→ **EXERCISE BRIEF**:
Make an exact copy of all the material below, apart from the pictures.
--------------------------------------------------
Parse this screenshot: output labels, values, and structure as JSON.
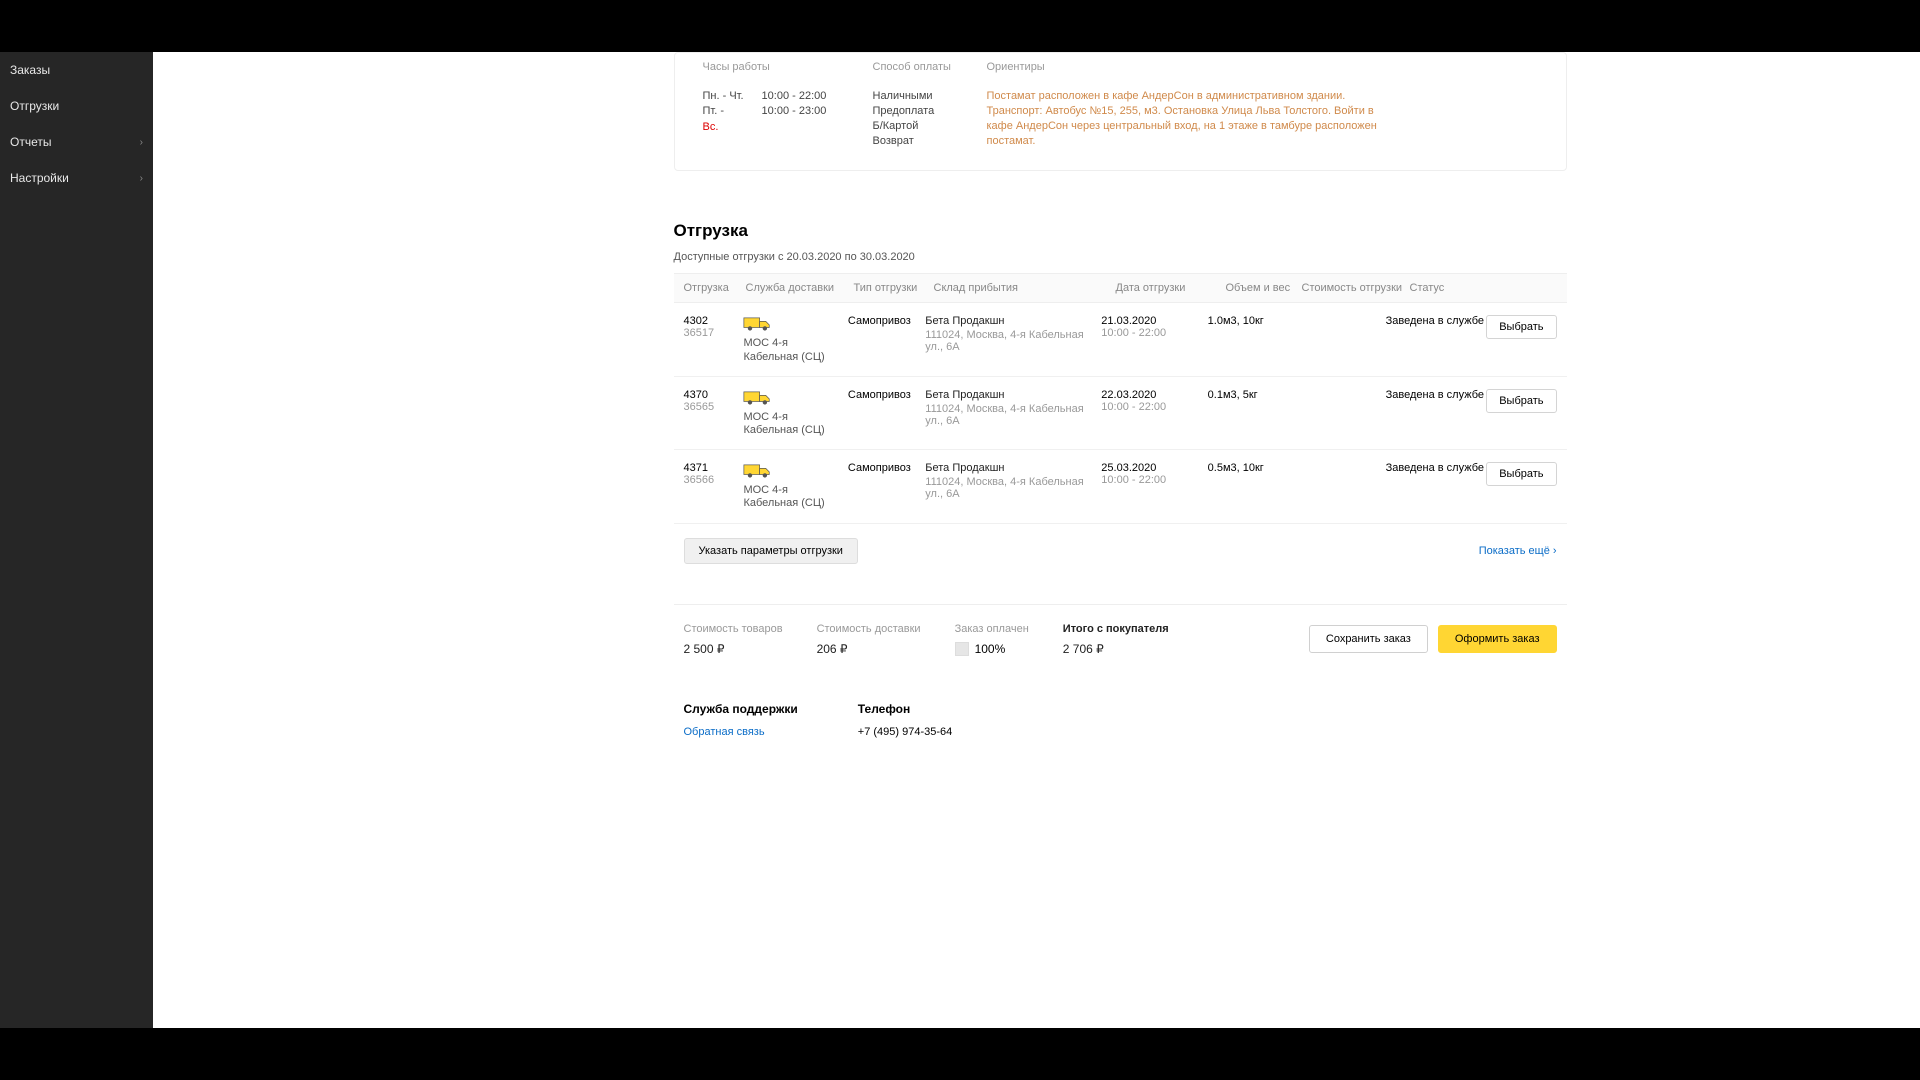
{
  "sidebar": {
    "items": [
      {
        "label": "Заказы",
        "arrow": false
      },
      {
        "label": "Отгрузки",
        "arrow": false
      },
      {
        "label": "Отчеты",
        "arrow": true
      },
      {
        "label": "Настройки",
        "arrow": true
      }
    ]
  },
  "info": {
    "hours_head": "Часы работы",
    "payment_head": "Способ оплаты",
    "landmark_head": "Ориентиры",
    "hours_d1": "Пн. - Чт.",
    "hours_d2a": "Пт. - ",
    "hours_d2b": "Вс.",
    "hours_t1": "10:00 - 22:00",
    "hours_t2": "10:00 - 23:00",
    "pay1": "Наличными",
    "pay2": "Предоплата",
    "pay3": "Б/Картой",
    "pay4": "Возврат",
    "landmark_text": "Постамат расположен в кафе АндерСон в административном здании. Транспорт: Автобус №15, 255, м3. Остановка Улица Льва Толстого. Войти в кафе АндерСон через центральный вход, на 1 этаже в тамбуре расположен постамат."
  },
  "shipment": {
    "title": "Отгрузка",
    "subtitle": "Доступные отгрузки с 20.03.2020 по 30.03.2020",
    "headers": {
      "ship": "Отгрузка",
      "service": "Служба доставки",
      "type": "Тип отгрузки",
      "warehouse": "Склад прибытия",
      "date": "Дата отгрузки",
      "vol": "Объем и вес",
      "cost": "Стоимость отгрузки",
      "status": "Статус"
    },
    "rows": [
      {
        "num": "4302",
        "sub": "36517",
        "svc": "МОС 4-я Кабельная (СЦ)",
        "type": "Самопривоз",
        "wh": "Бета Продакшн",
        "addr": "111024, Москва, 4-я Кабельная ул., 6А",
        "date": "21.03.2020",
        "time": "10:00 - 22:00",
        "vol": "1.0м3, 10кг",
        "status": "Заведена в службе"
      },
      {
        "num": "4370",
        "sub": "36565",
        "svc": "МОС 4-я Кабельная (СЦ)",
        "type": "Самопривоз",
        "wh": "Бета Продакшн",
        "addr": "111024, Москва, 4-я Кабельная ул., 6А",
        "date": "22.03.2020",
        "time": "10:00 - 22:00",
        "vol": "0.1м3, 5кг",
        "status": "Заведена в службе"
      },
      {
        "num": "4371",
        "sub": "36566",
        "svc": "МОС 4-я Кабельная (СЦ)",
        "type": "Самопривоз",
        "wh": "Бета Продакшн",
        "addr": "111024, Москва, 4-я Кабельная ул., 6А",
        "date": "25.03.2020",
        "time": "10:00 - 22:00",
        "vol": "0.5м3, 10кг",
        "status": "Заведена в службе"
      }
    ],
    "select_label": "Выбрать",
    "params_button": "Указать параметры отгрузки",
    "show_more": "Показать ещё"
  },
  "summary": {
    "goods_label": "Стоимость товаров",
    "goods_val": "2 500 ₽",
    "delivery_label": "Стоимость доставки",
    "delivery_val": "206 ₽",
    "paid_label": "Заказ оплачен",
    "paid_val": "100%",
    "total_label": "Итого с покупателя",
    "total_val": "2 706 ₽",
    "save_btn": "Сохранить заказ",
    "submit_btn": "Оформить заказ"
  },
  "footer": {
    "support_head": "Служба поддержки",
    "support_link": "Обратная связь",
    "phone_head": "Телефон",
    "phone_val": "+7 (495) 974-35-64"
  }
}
--------------------------------------------------
→ **EXERCISE ANSWER**:
Parse this screenshot: output labels, values, and structure as JSON.
{
  "sidebar": {
    "items": [
      {
        "label": "Заказы",
        "arrow": false
      },
      {
        "label": "Отгрузки",
        "arrow": false
      },
      {
        "label": "Отчеты",
        "arrow": true
      },
      {
        "label": "Настройки",
        "arrow": true
      }
    ]
  },
  "info": {
    "hours_head": "Часы работы",
    "payment_head": "Способ оплаты",
    "landmark_head": "Ориентиры",
    "hours_d1": "Пн. - Чт.",
    "hours_d2a": "Пт. - ",
    "hours_d2b": "Вс.",
    "hours_t1": "10:00 - 22:00",
    "hours_t2": "10:00 - 23:00",
    "pay1": "Наличными",
    "pay2": "Предоплата",
    "pay3": "Б/Картой",
    "pay4": "Возврат",
    "landmark_text": "Постамат расположен в кафе АндерСон в административном здании. Транспорт: Автобус №15, 255, м3. Остановка Улица Льва Толстого. Войти в кафе АндерСон через центральный вход, на 1 этаже в тамбуре расположен постамат."
  },
  "shipment": {
    "title": "Отгрузка",
    "subtitle": "Доступные отгрузки с 20.03.2020 по 30.03.2020",
    "headers": {
      "ship": "Отгрузка",
      "service": "Служба доставки",
      "type": "Тип отгрузки",
      "warehouse": "Склад прибытия",
      "date": "Дата отгрузки",
      "vol": "Объем и вес",
      "cost": "Стоимость отгрузки",
      "status": "Статус"
    },
    "rows": [
      {
        "num": "4302",
        "sub": "36517",
        "svc": "МОС 4-я Кабельная (СЦ)",
        "type": "Самопривоз",
        "wh": "Бета Продакшн",
        "addr": "111024, Москва, 4-я Кабельная ул., 6А",
        "date": "21.03.2020",
        "time": "10:00 - 22:00",
        "vol": "1.0м3, 10кг",
        "status": "Заведена в службе"
      },
      {
        "num": "4370",
        "sub": "36565",
        "svc": "МОС 4-я Кабельная (СЦ)",
        "type": "Самопривоз",
        "wh": "Бета Продакшн",
        "addr": "111024, Москва, 4-я Кабельная ул., 6А",
        "date": "22.03.2020",
        "time": "10:00 - 22:00",
        "vol": "0.1м3, 5кг",
        "status": "Заведена в службе"
      },
      {
        "num": "4371",
        "sub": "36566",
        "svc": "МОС 4-я Кабельная (СЦ)",
        "type": "Самопривоз",
        "wh": "Бета Продакшн",
        "addr": "111024, Москва, 4-я Кабельная ул., 6А",
        "date": "25.03.2020",
        "time": "10:00 - 22:00",
        "vol": "0.5м3, 10кг",
        "status": "Заведена в службе"
      }
    ],
    "select_label": "Выбрать",
    "params_button": "Указать параметры отгрузки",
    "show_more": "Показать ещё"
  },
  "summary": {
    "goods_label": "Стоимость товаров",
    "goods_val": "2 500 ₽",
    "delivery_label": "Стоимость доставки",
    "delivery_val": "206 ₽",
    "paid_label": "Заказ оплачен",
    "paid_val": "100%",
    "total_label": "Итого с покупателя",
    "total_val": "2 706 ₽",
    "save_btn": "Сохранить заказ",
    "submit_btn": "Оформить заказ"
  },
  "footer": {
    "support_head": "Служба поддержки",
    "support_link": "Обратная связь",
    "phone_head": "Телефон",
    "phone_val": "+7 (495) 974-35-64"
  }
}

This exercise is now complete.